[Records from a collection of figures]
++++++++++++++++++++

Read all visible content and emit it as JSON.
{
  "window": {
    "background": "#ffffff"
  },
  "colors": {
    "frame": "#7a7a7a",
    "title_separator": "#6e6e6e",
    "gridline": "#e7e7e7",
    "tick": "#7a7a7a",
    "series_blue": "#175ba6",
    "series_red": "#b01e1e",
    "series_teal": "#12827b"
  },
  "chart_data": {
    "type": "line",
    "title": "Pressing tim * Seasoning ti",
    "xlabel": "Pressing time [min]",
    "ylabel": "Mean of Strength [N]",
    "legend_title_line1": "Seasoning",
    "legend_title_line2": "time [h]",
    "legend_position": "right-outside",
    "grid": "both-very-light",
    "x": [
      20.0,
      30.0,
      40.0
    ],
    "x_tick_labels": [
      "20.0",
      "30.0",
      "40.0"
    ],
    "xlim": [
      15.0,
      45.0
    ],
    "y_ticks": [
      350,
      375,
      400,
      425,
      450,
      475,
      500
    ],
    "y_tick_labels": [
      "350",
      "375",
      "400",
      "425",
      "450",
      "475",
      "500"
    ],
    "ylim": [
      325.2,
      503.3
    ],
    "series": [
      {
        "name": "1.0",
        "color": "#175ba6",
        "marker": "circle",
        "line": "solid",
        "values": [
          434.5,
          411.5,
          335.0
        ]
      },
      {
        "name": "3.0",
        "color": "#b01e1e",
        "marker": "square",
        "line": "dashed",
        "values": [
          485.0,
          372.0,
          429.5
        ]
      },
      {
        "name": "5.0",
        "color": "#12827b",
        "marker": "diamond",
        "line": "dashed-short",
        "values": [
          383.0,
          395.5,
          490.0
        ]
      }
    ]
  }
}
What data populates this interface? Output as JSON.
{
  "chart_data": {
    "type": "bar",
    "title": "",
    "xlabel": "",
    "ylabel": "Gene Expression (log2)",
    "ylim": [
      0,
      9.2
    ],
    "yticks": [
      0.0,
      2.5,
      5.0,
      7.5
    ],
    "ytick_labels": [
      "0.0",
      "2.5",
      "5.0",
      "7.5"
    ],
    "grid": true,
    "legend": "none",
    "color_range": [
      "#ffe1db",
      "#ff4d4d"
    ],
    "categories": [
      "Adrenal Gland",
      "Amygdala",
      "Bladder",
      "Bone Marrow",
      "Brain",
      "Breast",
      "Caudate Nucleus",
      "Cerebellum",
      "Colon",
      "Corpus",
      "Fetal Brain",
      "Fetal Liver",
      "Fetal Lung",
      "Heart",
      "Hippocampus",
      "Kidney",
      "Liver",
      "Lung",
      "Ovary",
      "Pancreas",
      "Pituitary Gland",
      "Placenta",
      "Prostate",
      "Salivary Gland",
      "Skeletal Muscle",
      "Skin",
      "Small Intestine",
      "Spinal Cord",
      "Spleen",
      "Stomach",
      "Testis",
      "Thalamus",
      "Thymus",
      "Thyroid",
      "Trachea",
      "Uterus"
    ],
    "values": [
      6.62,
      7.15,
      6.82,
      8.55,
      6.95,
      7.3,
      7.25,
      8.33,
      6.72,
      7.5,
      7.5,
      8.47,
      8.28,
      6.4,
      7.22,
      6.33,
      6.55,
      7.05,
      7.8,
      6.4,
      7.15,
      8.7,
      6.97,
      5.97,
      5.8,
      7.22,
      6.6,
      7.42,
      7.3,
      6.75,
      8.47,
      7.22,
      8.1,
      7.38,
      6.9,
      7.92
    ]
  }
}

++++++++++++++++++++

## [WRITTEN REQUEST]
Write the listing out again, exactly as it reads.

## [RESPONSE TO THE TASK]
Read all visible content and emit it as JSON.
{
  "window": {
    "background": "#ffffff"
  },
  "colors": {
    "frame": "#7a7a7a",
    "title_separator": "#6e6e6e",
    "gridline": "#e7e7e7",
    "tick": "#7a7a7a",
    "series_blue": "#175ba6",
    "series_red": "#b01e1e",
    "series_teal": "#12827b"
  },
  "chart_data": {
    "type": "line",
    "title": "Pressing tim * Seasoning ti",
    "xlabel": "Pressing time [min]",
    "ylabel": "Mean of Strength [N]",
    "legend_title_line1": "Seasoning",
    "legend_title_line2": "time [h]",
    "legend_position": "right-outside",
    "grid": "both-very-light",
    "x": [
      20.0,
      30.0,
      40.0
    ],
    "x_tick_labels": [
      "20.0",
      "30.0",
      "40.0"
    ],
    "xlim": [
      15.0,
      45.0
    ],
    "y_ticks": [
      350,
      375,
      400,
      425,
      450,
      475,
      500
    ],
    "y_tick_labels": [
      "350",
      "375",
      "400",
      "425",
      "450",
      "475",
      "500"
    ],
    "ylim": [
      325.2,
      503.3
    ],
    "series": [
      {
        "name": "1.0",
        "color": "#175ba6",
        "marker": "circle",
        "line": "solid",
        "values": [
          434.5,
          411.5,
          335.0
        ]
      },
      {
        "name": "3.0",
        "color": "#b01e1e",
        "marker": "square",
        "line": "dashed",
        "values": [
          485.0,
          372.0,
          429.5
        ]
      },
      {
        "name": "5.0",
        "color": "#12827b",
        "marker": "diamond",
        "line": "dashed-short",
        "values": [
          383.0,
          395.5,
          490.0
        ]
      }
    ]
  }
}
What data populates this interface? Output as JSON.
{
  "chart_data": {
    "type": "bar",
    "title": "",
    "xlabel": "",
    "ylabel": "Gene Expression (log2)",
    "ylim": [
      0,
      9.2
    ],
    "yticks": [
      0.0,
      2.5,
      5.0,
      7.5
    ],
    "ytick_labels": [
      "0.0",
      "2.5",
      "5.0",
      "7.5"
    ],
    "grid": true,
    "legend": "none",
    "color_range": [
      "#ffe1db",
      "#ff4d4d"
    ],
    "categories": [
      "Adrenal Gland",
      "Amygdala",
      "Bladder",
      "Bone Marrow",
      "Brain",
      "Breast",
      "Caudate Nucleus",
      "Cerebellum",
      "Colon",
      "Corpus",
      "Fetal Brain",
      "Fetal Liver",
      "Fetal Lung",
      "Heart",
      "Hippocampus",
      "Kidney",
      "Liver",
      "Lung",
      "Ovary",
      "Pancreas",
      "Pituitary Gland",
      "Placenta",
      "Prostate",
      "Salivary Gland",
      "Skeletal Muscle",
      "Skin",
      "Small Intestine",
      "Spinal Cord",
      "Spleen",
      "Stomach",
      "Testis",
      "Thalamus",
      "Thymus",
      "Thyroid",
      "Trachea",
      "Uterus"
    ],
    "values": [
      6.62,
      7.15,
      6.82,
      8.55,
      6.95,
      7.3,
      7.25,
      8.33,
      6.72,
      7.5,
      7.5,
      8.47,
      8.28,
      6.4,
      7.22,
      6.33,
      6.55,
      7.05,
      7.8,
      6.4,
      7.15,
      8.7,
      6.97,
      5.97,
      5.8,
      7.22,
      6.6,
      7.42,
      7.3,
      6.75,
      8.47,
      7.22,
      8.1,
      7.38,
      6.9,
      7.92
    ]
  }
}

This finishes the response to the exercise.